--- Start of Data provided ---
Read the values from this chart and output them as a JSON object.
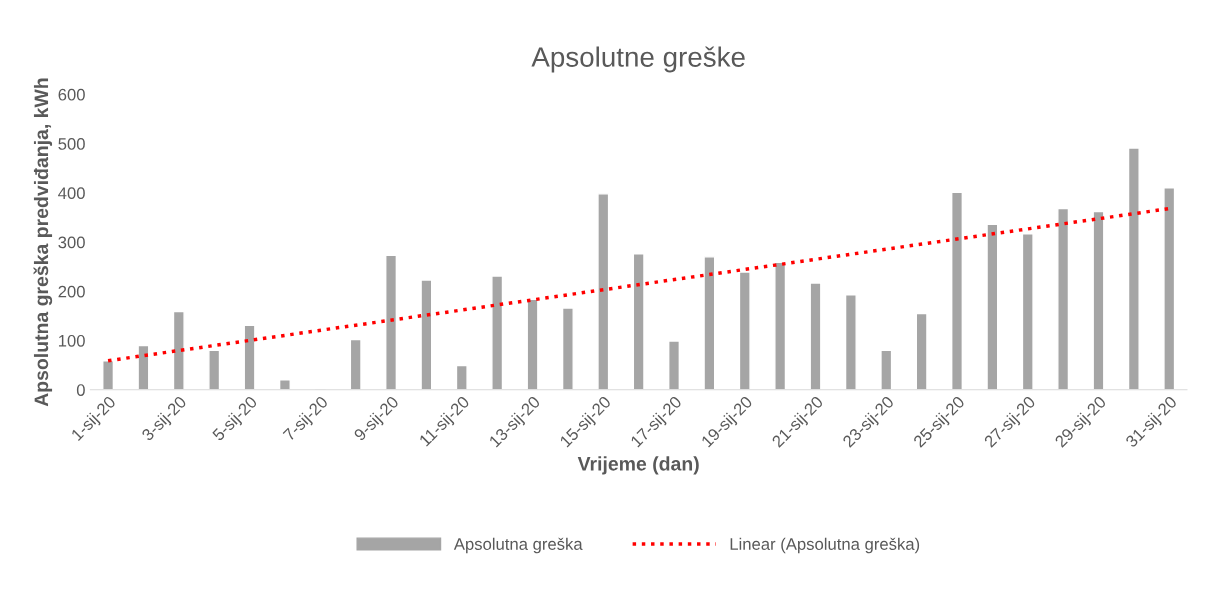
{
  "chart_data": {
    "type": "bar",
    "title": "Apsolutne greške",
    "xlabel": "Vrijeme (dan)",
    "ylabel": "Apsolutna greška predviđanja, kWh",
    "categories": [
      "1-sij-20",
      null,
      "3-sij-20",
      null,
      "5-sij-20",
      null,
      "7-sij-20",
      null,
      "9-sij-20",
      null,
      "11-sij-20",
      null,
      "13-sij-20",
      null,
      "15-sij-20",
      null,
      "17-sij-20",
      null,
      "19-sij-20",
      null,
      "21-sij-20",
      null,
      "23-sij-20",
      null,
      "25-sij-20",
      null,
      "27-sij-20",
      null,
      "29-sij-20",
      null,
      "31-sij-20"
    ],
    "series": [
      {
        "name": "Apsolutna greška",
        "color": "#a5a5a5",
        "values": [
          59,
          90,
          159,
          80,
          131,
          20,
          3,
          102,
          273,
          223,
          49,
          231,
          184,
          166,
          398,
          276,
          99,
          270,
          239,
          259,
          217,
          193,
          80,
          155,
          401,
          336,
          317,
          368,
          362,
          491,
          410
        ]
      },
      {
        "name": "Linear (Apsolutna greška)",
        "type": "line",
        "line_style": "dotted",
        "color": "#ff0000",
        "values": [
          59,
          null,
          null,
          null,
          null,
          null,
          null,
          null,
          null,
          null,
          null,
          null,
          null,
          null,
          null,
          null,
          null,
          null,
          null,
          null,
          null,
          null,
          null,
          null,
          null,
          null,
          null,
          null,
          null,
          null,
          368
        ]
      }
    ],
    "ylim": [
      0,
      600
    ],
    "yticks": [
      0,
      100,
      200,
      300,
      400,
      500,
      600
    ],
    "grid": false,
    "legend": "bottom"
  }
}
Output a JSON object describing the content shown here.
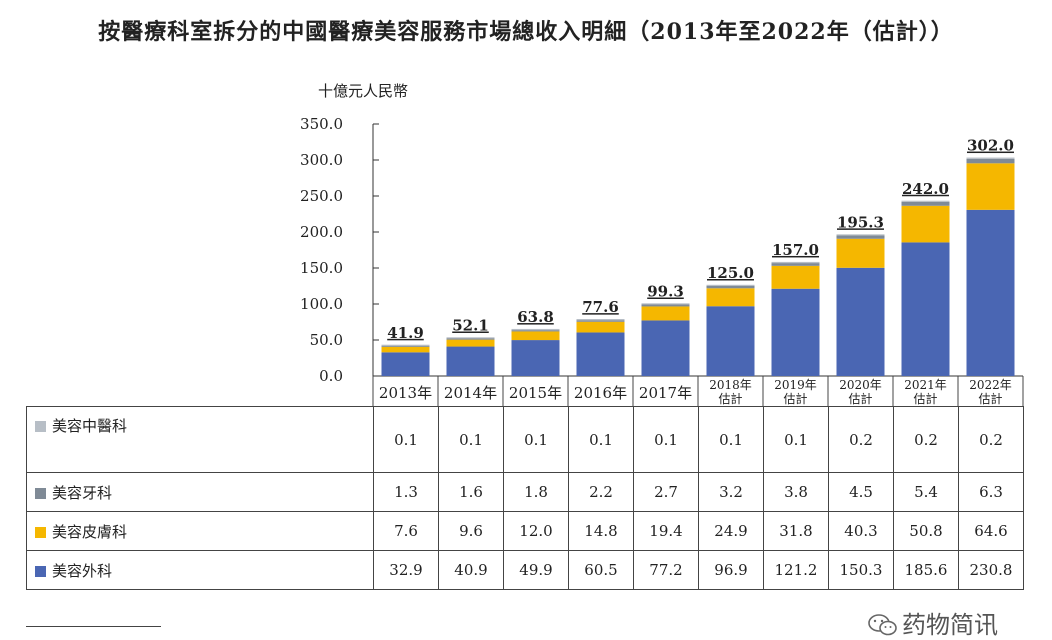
{
  "title": "按醫療科室拆分的中國醫療美容服務市場總收入明細（2013年至2022年（估計））",
  "watermark": "药物简讯",
  "chart_data": {
    "type": "bar",
    "stacked": true,
    "unit_label": "十億元人民幣",
    "ylim": [
      0,
      350
    ],
    "yticks": [
      "0.0",
      "50.0",
      "100.0",
      "150.0",
      "200.0",
      "250.0",
      "300.0",
      "350.0"
    ],
    "categories": [
      "2013年",
      "2014年",
      "2015年",
      "2016年",
      "2017年",
      "2018年\n估計",
      "2019年\n估計",
      "2020年\n估計",
      "2021年\n估計",
      "2022年\n估計"
    ],
    "totals": [
      "41.9",
      "52.1",
      "63.8",
      "77.6",
      "99.3",
      "125.0",
      "157.0",
      "195.3",
      "242.0",
      "302.0"
    ],
    "series": [
      {
        "name": "美容外科",
        "color": "#4a66b3",
        "values": [
          32.9,
          40.9,
          49.9,
          60.5,
          77.2,
          96.9,
          121.2,
          150.3,
          185.6,
          230.8
        ]
      },
      {
        "name": "美容皮膚科",
        "color": "#f5b700",
        "values": [
          7.6,
          9.6,
          12.0,
          14.8,
          19.4,
          24.9,
          31.8,
          40.3,
          50.8,
          64.6
        ]
      },
      {
        "name": "美容牙科",
        "color": "#7f8a96",
        "values": [
          1.3,
          1.6,
          1.8,
          2.2,
          2.7,
          3.2,
          3.8,
          4.5,
          5.4,
          6.3
        ]
      },
      {
        "name": "美容中醫科",
        "color": "#b7bec6",
        "values": [
          0.1,
          0.1,
          0.1,
          0.1,
          0.1,
          0.1,
          0.1,
          0.2,
          0.2,
          0.2
        ]
      }
    ],
    "table_rows": [
      {
        "name": "美容中醫科",
        "color": "#b7bec6",
        "cells": [
          "0.1",
          "0.1",
          "0.1",
          "0.1",
          "0.1",
          "0.1",
          "0.1",
          "0.2",
          "0.2",
          "0.2"
        ]
      },
      {
        "name": "美容牙科",
        "color": "#7f8a96",
        "cells": [
          "1.3",
          "1.6",
          "1.8",
          "2.2",
          "2.7",
          "3.2",
          "3.8",
          "4.5",
          "5.4",
          "6.3"
        ]
      },
      {
        "name": "美容皮膚科",
        "color": "#f5b700",
        "cells": [
          "7.6",
          "9.6",
          "12.0",
          "14.8",
          "19.4",
          "24.9",
          "31.8",
          "40.3",
          "50.8",
          "64.6"
        ]
      },
      {
        "name": "美容外科",
        "color": "#4a66b3",
        "cells": [
          "32.9",
          "40.9",
          "49.9",
          "60.5",
          "77.2",
          "96.9",
          "121.2",
          "150.3",
          "185.6",
          "230.8"
        ]
      }
    ]
  }
}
--- End of Data provided ---
Set exercise: Count the lines in the records above that contain the word "JSON", and give only that number.

Worked answer: 2